TASK DETAILS:
Leave out any pictures and transcribe all other data below exactly.

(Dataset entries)
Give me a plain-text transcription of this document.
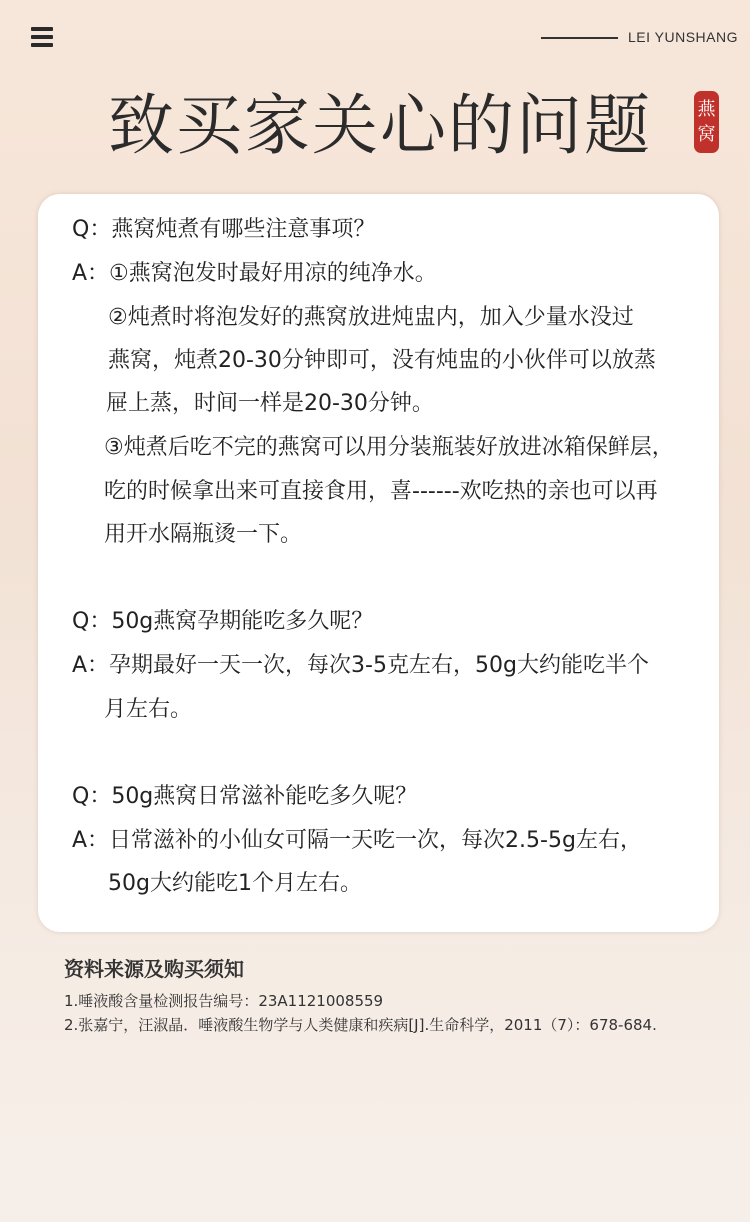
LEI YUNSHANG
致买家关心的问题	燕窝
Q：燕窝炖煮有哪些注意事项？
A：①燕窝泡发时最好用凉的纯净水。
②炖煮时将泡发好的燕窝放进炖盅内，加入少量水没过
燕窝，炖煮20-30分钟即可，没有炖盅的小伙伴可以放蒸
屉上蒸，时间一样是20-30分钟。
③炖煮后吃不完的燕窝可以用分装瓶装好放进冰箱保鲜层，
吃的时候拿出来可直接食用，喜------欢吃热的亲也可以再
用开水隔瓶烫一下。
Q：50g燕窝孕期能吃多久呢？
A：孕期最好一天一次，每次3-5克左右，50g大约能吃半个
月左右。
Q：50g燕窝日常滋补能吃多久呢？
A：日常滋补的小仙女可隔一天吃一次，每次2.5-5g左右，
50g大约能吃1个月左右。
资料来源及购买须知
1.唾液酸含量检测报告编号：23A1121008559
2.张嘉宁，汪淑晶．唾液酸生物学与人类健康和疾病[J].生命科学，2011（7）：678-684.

FULL ANSWER:
Give me a plain-text transcription of this document.
LEI YUNSHANG
致买家关心的问题	燕窝
Q：燕窝炖煮有哪些注意事项？
A：①燕窝泡发时最好用凉的纯净水。
②炖煮时将泡发好的燕窝放进炖盅内，加入少量水没过
燕窝，炖煮20-30分钟即可，没有炖盅的小伙伴可以放蒸
屉上蒸，时间一样是20-30分钟。
③炖煮后吃不完的燕窝可以用分装瓶装好放进冰箱保鲜层，
吃的时候拿出来可直接食用，喜------欢吃热的亲也可以再
用开水隔瓶烫一下。
Q：50g燕窝孕期能吃多久呢？
A：孕期最好一天一次，每次3-5克左右，50g大约能吃半个
月左右。
Q：50g燕窝日常滋补能吃多久呢？
A：日常滋补的小仙女可隔一天吃一次，每次2.5-5g左右，
50g大约能吃1个月左右。
资料来源及购买须知
1.唾液酸含量检测报告编号：23A1121008559
2.张嘉宁，汪淑晶．唾液酸生物学与人类健康和疾病[J].生命科学，2011（7）：678-684.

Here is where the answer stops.